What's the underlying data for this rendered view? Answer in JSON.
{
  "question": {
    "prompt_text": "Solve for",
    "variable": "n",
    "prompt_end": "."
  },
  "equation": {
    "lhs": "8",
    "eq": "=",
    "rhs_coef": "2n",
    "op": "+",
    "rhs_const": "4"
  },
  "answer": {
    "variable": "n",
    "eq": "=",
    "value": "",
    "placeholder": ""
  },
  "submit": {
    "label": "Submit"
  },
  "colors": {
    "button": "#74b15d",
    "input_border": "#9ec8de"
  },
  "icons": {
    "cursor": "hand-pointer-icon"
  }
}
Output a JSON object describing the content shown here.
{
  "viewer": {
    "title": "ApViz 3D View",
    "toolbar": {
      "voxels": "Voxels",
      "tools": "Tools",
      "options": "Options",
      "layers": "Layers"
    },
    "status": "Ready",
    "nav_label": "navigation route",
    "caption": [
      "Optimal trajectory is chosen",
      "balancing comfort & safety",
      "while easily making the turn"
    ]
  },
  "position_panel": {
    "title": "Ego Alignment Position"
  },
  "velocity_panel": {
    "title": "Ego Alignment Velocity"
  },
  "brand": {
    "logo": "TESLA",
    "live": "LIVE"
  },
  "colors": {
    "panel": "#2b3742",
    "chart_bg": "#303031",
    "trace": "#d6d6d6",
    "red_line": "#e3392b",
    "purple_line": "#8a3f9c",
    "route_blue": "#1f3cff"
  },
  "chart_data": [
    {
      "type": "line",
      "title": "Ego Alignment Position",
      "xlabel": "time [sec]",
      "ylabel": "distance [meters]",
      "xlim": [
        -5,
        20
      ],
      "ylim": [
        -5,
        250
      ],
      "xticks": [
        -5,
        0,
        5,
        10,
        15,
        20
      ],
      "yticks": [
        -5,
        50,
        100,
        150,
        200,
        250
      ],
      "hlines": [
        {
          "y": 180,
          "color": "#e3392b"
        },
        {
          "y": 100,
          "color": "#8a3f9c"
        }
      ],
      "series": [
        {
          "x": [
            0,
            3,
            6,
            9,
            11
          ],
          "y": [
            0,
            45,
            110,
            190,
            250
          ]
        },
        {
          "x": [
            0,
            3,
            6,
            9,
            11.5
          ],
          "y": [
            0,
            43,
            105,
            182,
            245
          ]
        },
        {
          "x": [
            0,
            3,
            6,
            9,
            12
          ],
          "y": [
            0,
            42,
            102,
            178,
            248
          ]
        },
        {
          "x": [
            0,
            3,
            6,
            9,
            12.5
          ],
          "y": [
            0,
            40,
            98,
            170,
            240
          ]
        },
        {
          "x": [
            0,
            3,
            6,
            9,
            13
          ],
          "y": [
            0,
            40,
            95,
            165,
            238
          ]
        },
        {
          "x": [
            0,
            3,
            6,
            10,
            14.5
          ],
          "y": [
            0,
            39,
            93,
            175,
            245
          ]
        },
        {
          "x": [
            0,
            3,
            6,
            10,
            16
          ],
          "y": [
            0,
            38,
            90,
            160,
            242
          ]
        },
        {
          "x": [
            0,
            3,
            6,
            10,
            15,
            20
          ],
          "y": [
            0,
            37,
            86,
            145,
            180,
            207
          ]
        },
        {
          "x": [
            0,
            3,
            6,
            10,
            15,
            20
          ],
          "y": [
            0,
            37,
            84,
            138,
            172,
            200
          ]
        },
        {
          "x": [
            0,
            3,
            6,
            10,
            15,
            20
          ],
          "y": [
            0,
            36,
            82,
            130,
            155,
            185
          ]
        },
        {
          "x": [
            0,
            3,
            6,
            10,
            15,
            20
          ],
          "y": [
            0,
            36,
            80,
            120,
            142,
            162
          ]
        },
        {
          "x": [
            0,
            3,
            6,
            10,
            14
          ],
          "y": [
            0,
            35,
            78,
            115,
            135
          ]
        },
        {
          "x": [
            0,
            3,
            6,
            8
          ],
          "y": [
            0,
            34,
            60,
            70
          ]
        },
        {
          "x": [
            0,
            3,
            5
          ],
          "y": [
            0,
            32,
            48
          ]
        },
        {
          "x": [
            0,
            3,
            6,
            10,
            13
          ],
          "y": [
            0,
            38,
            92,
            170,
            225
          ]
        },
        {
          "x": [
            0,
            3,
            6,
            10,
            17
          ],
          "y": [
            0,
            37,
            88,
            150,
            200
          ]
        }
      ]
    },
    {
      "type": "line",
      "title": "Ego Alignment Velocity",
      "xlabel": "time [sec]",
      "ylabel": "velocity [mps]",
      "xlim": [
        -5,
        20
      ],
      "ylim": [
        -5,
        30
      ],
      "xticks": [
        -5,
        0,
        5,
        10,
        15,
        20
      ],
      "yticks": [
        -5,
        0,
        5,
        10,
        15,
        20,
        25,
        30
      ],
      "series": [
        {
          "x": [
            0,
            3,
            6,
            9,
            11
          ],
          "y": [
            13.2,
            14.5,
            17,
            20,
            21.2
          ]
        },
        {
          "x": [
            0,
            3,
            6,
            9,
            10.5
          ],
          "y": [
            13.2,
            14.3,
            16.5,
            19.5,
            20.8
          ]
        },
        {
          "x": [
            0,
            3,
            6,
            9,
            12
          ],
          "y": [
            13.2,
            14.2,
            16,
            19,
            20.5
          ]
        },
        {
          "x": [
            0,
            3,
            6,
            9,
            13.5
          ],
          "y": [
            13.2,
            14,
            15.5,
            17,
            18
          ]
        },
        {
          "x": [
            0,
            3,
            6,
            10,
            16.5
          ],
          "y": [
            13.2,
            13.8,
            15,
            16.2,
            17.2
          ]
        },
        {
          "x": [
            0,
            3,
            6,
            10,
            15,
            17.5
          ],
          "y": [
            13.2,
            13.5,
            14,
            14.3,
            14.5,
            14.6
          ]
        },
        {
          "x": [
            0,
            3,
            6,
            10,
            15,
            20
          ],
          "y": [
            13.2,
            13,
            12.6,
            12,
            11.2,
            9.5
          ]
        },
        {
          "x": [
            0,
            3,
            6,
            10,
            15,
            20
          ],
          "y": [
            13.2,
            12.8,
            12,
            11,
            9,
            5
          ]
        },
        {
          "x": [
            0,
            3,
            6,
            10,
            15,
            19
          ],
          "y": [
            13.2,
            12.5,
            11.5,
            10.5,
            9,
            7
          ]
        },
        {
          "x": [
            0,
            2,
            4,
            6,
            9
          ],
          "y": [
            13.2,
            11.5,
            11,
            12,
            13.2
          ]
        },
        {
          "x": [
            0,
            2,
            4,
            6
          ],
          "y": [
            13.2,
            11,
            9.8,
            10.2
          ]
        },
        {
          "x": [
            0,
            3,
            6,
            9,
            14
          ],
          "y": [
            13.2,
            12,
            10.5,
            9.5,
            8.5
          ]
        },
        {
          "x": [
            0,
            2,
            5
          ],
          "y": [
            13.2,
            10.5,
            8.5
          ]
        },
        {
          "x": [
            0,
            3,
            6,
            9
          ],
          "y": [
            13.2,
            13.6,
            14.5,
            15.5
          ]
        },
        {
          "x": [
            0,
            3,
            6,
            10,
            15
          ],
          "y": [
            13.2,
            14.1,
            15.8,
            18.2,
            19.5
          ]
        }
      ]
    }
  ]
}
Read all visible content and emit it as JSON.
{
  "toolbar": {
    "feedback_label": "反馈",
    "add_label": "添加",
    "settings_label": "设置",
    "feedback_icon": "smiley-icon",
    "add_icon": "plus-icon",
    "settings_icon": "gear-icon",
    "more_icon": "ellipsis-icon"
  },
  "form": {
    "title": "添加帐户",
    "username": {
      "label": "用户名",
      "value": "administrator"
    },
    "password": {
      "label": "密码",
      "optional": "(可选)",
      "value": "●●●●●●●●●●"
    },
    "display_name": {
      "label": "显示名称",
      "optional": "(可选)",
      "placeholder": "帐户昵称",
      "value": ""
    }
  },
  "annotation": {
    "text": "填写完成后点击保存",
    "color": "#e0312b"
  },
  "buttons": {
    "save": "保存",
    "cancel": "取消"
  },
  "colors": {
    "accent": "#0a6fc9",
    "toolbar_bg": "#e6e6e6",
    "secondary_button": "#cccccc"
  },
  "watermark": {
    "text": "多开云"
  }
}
·····
• Exercise directions:
Among the lines of the records above, count those holding the string "ylabel", and report only the number.

• Reply:
2